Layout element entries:
§ §

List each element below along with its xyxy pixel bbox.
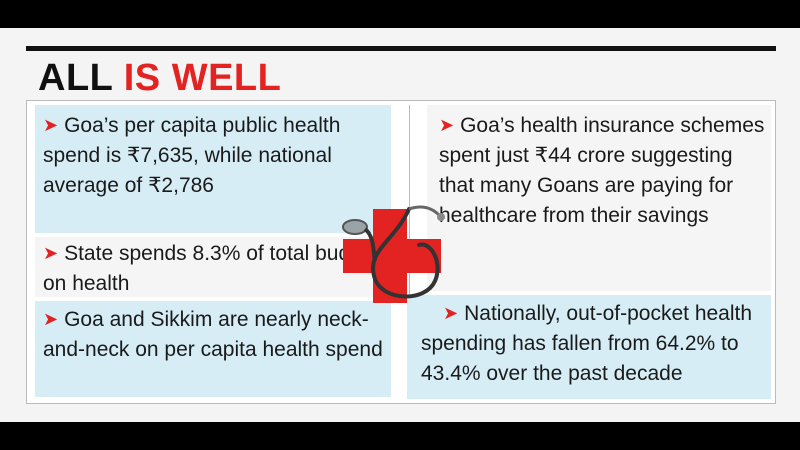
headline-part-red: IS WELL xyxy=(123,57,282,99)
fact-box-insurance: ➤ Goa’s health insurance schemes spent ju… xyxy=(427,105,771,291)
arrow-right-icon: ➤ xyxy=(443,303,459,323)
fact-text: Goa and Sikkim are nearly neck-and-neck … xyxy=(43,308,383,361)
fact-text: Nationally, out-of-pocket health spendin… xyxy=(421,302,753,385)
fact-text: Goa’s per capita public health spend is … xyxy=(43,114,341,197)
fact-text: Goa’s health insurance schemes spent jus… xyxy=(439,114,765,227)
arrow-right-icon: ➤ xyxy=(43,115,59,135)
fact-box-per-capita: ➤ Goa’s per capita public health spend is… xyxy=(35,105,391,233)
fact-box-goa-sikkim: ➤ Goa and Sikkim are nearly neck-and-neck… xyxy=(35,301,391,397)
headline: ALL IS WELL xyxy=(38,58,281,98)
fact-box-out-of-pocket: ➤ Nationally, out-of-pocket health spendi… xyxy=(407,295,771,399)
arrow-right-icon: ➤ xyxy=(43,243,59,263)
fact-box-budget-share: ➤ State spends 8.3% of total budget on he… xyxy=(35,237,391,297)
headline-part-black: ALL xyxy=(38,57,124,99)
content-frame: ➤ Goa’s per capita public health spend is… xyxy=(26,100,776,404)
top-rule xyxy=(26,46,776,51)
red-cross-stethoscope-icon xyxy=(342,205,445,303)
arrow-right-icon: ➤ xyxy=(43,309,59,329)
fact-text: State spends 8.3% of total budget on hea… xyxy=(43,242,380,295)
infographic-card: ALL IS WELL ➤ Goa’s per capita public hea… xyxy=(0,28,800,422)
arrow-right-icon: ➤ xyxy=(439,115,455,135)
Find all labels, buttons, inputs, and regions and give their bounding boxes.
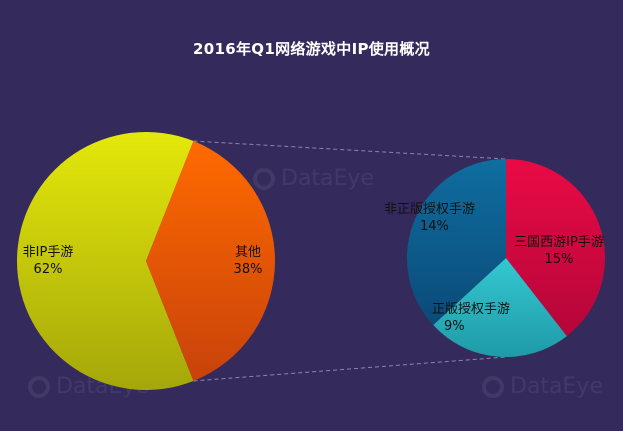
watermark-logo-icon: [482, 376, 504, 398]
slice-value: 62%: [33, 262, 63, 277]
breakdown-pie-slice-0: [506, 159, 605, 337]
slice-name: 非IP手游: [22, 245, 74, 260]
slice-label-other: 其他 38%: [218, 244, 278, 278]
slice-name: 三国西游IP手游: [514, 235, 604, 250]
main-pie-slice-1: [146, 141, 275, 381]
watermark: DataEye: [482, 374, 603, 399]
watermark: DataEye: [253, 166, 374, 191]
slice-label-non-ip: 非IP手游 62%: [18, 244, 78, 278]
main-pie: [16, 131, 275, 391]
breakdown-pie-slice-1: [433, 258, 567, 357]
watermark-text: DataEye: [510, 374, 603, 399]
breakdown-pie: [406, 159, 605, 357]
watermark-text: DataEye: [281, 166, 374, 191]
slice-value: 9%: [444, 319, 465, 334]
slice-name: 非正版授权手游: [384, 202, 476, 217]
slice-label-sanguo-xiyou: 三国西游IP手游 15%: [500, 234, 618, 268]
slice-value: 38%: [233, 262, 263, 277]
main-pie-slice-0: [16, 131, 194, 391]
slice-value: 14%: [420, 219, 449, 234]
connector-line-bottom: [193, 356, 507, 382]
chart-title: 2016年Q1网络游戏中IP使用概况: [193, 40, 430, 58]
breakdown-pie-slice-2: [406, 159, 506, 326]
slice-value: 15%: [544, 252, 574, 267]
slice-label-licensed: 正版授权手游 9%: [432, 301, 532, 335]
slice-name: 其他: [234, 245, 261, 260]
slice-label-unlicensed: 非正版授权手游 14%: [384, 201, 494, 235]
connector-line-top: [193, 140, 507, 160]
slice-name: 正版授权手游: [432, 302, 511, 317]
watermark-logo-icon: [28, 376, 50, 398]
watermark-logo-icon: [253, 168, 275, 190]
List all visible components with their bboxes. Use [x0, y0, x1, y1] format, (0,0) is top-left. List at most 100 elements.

§ §

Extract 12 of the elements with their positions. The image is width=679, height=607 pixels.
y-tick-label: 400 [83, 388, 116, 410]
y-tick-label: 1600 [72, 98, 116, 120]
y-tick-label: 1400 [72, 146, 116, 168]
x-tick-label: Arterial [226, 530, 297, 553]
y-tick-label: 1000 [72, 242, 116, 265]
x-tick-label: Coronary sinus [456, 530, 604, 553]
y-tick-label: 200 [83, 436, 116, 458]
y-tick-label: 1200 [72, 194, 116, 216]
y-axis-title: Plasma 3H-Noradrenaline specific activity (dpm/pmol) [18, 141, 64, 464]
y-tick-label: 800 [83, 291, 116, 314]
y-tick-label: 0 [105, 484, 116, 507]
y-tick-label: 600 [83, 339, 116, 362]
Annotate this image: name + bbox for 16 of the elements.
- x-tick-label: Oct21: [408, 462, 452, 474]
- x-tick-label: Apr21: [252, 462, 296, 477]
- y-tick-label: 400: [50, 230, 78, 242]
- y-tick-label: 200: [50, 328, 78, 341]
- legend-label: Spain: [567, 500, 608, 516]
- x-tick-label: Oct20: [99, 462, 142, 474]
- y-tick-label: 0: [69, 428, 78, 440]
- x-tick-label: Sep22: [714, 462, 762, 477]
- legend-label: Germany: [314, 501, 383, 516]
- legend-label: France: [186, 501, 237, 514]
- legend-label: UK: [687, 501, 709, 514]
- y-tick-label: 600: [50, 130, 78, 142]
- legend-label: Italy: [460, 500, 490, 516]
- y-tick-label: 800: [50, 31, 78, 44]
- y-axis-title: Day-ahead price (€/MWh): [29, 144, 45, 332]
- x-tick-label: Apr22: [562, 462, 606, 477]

§ §

_What is needed_. Return everything in the material from the line containing "Extract 12 of" down to the line containing "- y-tick-label: 800: [50, 31, 78, 44]", with both of those lines included and every line unchanged.

_Written response_.
Extract 12 of the elements with their positions. The image is width=679, height=607 pixels.
y-tick-label: 400 [83, 388, 116, 410]
y-tick-label: 1600 [72, 98, 116, 120]
y-tick-label: 1400 [72, 146, 116, 168]
x-tick-label: Arterial [226, 530, 297, 553]
y-tick-label: 1000 [72, 242, 116, 265]
x-tick-label: Coronary sinus [456, 530, 604, 553]
y-tick-label: 200 [83, 436, 116, 458]
y-tick-label: 1200 [72, 194, 116, 216]
y-axis-title: Plasma 3H-Noradrenaline specific activity (dpm/pmol) [18, 141, 64, 464]
y-tick-label: 800 [83, 291, 116, 314]
y-tick-label: 0 [105, 484, 116, 507]
y-tick-label: 600 [83, 339, 116, 362]
Annotate this image: name + bbox for 16 of the elements.
- x-tick-label: Oct21: [408, 462, 452, 474]
- x-tick-label: Apr21: [252, 462, 296, 477]
- y-tick-label: 400: [50, 230, 78, 242]
- y-tick-label: 200: [50, 328, 78, 341]
- legend-label: Spain: [567, 500, 608, 516]
- x-tick-label: Oct20: [99, 462, 142, 474]
- y-tick-label: 0: [69, 428, 78, 440]
- x-tick-label: Sep22: [714, 462, 762, 477]
- legend-label: Germany: [314, 501, 383, 516]
- legend-label: France: [186, 501, 237, 514]
- legend-label: UK: [687, 501, 709, 514]
- y-tick-label: 600: [50, 130, 78, 142]
- legend-label: Italy: [460, 500, 490, 516]
- y-tick-label: 800: [50, 31, 78, 44]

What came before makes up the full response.